Saved entries
===============

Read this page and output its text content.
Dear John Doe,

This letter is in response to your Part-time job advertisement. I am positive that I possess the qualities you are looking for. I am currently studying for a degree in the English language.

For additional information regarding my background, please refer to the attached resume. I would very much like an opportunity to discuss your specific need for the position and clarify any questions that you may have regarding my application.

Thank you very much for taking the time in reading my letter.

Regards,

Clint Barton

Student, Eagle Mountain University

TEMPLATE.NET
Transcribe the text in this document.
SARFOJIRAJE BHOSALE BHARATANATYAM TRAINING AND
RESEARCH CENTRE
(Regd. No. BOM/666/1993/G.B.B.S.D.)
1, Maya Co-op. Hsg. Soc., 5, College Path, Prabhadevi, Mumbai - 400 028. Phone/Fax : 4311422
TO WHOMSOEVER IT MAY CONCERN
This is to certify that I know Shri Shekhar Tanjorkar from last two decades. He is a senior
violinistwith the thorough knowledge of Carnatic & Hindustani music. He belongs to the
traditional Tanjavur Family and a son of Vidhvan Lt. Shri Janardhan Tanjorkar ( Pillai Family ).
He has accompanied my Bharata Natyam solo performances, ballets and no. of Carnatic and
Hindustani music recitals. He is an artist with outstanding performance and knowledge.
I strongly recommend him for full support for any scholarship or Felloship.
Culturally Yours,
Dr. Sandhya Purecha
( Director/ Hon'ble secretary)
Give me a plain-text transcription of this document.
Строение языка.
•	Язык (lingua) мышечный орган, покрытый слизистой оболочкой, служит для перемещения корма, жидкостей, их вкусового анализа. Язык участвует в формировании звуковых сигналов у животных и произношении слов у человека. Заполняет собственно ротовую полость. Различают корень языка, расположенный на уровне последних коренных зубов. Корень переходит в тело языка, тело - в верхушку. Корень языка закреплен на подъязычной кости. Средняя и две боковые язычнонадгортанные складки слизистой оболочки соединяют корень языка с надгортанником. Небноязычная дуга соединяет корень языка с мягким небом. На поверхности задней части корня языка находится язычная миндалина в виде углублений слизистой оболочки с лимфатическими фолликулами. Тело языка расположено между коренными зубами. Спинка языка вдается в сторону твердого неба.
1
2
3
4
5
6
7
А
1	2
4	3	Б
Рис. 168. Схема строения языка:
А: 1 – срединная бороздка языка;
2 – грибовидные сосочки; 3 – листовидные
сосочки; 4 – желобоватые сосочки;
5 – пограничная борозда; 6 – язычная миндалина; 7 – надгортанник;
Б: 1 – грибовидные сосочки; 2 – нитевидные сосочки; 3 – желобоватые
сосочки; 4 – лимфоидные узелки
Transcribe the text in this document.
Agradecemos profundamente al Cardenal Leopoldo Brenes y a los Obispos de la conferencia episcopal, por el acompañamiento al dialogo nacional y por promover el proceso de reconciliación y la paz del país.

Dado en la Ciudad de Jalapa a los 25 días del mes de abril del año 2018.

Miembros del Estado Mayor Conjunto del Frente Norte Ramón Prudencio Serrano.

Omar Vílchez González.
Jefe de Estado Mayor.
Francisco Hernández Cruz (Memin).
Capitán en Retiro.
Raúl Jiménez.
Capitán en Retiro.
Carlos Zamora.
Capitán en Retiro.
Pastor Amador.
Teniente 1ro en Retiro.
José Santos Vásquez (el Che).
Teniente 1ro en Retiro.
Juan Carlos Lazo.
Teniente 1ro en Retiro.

===============

AIM
Repeat the entries above exactly, leaving nothing out.

FINAL RESULT
Read this page and output its text content.
Dear John Doe,

This letter is in response to your Part-time job advertisement. I am positive that I possess the qualities you are looking for. I am currently studying for a degree in the English language.

For additional information regarding my background, please refer to the attached resume. I would very much like an opportunity to discuss your specific need for the position and clarify any questions that you may have regarding my application.

Thank you very much for taking the time in reading my letter.

Regards,

Clint Barton

Student, Eagle Mountain University

TEMPLATE.NET
Transcribe the text in this document.
SARFOJIRAJE BHOSALE BHARATANATYAM TRAINING AND
RESEARCH CENTRE
(Regd. No. BOM/666/1993/G.B.B.S.D.)
1, Maya Co-op. Hsg. Soc., 5, College Path, Prabhadevi, Mumbai - 400 028. Phone/Fax : 4311422
TO WHOMSOEVER IT MAY CONCERN
This is to certify that I know Shri Shekhar Tanjorkar from last two decades. He is a senior
violinistwith the thorough knowledge of Carnatic & Hindustani music. He belongs to the
traditional Tanjavur Family and a son of Vidhvan Lt. Shri Janardhan Tanjorkar ( Pillai Family ).
He has accompanied my Bharata Natyam solo performances, ballets and no. of Carnatic and
Hindustani music recitals. He is an artist with outstanding performance and knowledge.
I strongly recommend him for full support for any scholarship or Felloship.
Culturally Yours,
Dr. Sandhya Purecha
( Director/ Hon'ble secretary)
Give me a plain-text transcription of this document.
Строение языка.
•	Язык (lingua) мышечный орган, покрытый слизистой оболочкой, служит для перемещения корма, жидкостей, их вкусового анализа. Язык участвует в формировании звуковых сигналов у животных и произношении слов у человека. Заполняет собственно ротовую полость. Различают корень языка, расположенный на уровне последних коренных зубов. Корень переходит в тело языка, тело - в верхушку. Корень языка закреплен на подъязычной кости. Средняя и две боковые язычнонадгортанные складки слизистой оболочки соединяют корень языка с надгортанником. Небноязычная дуга соединяет корень языка с мягким небом. На поверхности задней части корня языка находится язычная миндалина в виде углублений слизистой оболочки с лимфатическими фолликулами. Тело языка расположено между коренными зубами. Спинка языка вдается в сторону твердого неба.
1
2
3
4
5
6
7
А
1	2
4	3	Б
Рис. 168. Схема строения языка:
А: 1 – срединная бороздка языка;
2 – грибовидные сосочки; 3 – листовидные
сосочки; 4 – желобоватые сосочки;
5 – пограничная борозда; 6 – язычная миндалина; 7 – надгортанник;
Б: 1 – грибовидные сосочки; 2 – нитевидные сосочки; 3 – желобоватые
сосочки; 4 – лимфоидные узелки
Transcribe the text in this document.
Agradecemos profundamente al Cardenal Leopoldo Brenes y a los Obispos de la conferencia episcopal, por el acompañamiento al dialogo nacional y por promover el proceso de reconciliación y la paz del país.

Dado en la Ciudad de Jalapa a los 25 días del mes de abril del año 2018.

Miembros del Estado Mayor Conjunto del Frente Norte Ramón Prudencio Serrano.

Omar Vílchez González.
Jefe de Estado Mayor.
Francisco Hernández Cruz (Memin).
Capitán en Retiro.
Raúl Jiménez.
Capitán en Retiro.
Carlos Zamora.
Capitán en Retiro.
Pastor Amador.
Teniente 1ro en Retiro.
José Santos Vásquez (el Che).
Teniente 1ro en Retiro.
Juan Carlos Lazo.
Teniente 1ro en Retiro.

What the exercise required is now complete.